* [STATED EXERCISE] Repeat verbatim the passage of the episode summary that starts with the words "Axl's first day" and ends with "you talking about?".
───── DOCUMENT EXCERPT ─────
Season 7, Episode 12 -  Aired January 13, 2016

Axl's first day as a business intern at Little Betty doesn't go like he imagined when he's made to do menial tasks for his ungrateful boss, Mr. Kershaw (Alan Ruck). Frankie's first day at the rebranded dental office doesn't go any more smoothly, either. Meanwhile, Cindy wants Mike to inform Brick that she kissed another boy, and Sue's professor wants her to stop seeing the world through rose-tinted glasses.

Quote from Axl

Axl: Oh! This is all your fault!
Frankie: What are you talking about?
───── DATA ─────
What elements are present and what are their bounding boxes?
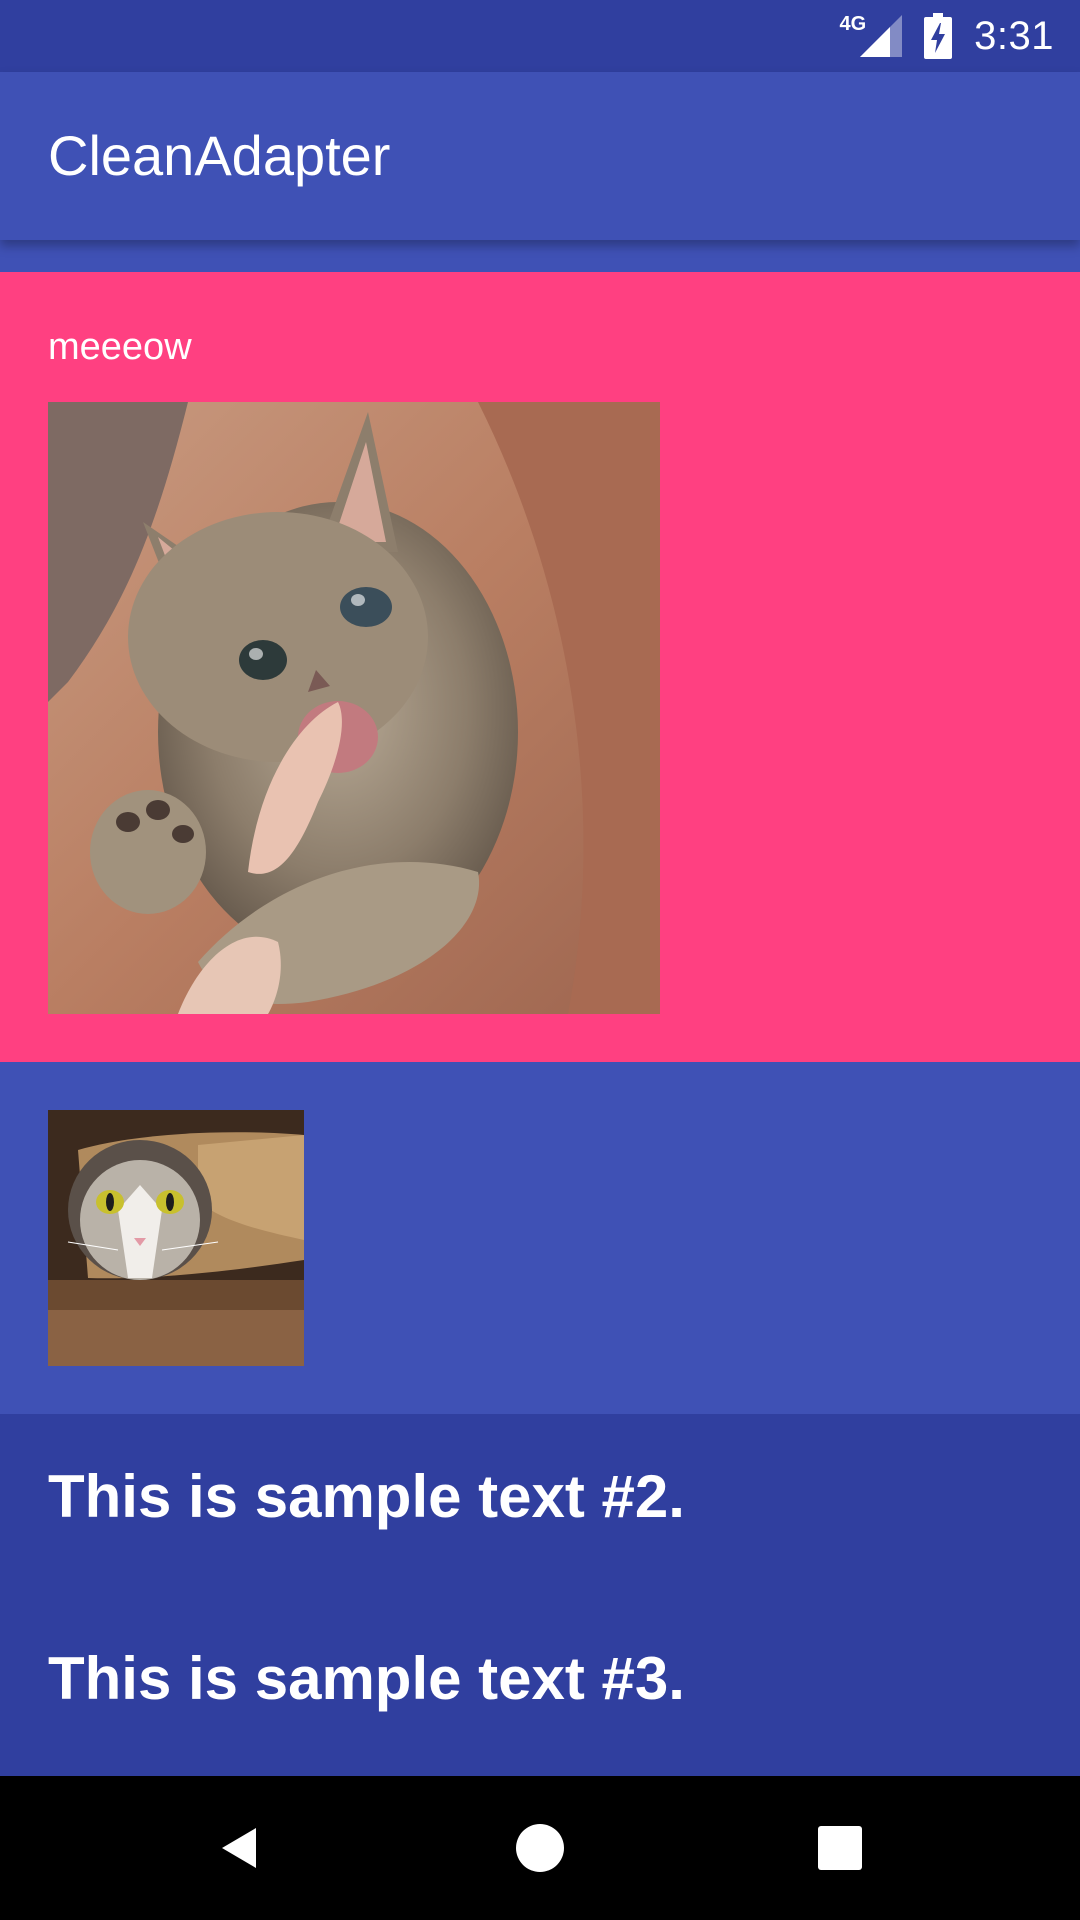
─────
* [TASK RESPONSE]
Axl's first day as a business intern at Little Betty doesn't go like he imagined when he's made to do menial tasks for his ungrateful boss, Mr. Kershaw (Alan Ruck). Frankie's first day at the rebranded dental office doesn't go any more smoothly, either. Meanwhile, Cindy wants Mike to inform Brick that she kissed another boy, and Sue's professor wants her to stop seeing the world through rose-tinted glasses.

Quote from Axl

Axl: Oh! This is all your fault!
Frankie: What are you talking about?